## Instruction
Report only the number of lines in this material that include the string "电子邮件".

## Information given
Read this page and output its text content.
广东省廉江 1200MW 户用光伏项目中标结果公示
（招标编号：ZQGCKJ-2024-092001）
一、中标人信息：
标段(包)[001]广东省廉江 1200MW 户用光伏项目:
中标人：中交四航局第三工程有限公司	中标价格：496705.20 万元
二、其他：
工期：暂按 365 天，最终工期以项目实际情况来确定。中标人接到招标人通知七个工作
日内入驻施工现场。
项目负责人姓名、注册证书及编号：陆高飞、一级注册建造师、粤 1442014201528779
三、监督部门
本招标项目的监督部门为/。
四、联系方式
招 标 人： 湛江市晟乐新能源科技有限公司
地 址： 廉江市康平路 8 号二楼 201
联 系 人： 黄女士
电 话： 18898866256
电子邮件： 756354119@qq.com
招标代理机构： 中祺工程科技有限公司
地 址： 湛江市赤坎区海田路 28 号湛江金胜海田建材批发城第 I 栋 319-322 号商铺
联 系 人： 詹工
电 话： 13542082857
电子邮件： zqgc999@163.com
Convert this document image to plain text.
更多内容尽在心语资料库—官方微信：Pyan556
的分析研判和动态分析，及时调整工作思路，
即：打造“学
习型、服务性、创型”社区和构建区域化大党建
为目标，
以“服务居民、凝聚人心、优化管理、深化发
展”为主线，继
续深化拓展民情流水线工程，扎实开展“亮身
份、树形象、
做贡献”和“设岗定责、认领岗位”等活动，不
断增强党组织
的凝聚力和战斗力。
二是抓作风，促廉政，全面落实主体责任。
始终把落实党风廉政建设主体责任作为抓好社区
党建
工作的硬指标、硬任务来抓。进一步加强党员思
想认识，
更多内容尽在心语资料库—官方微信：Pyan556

## Full response
2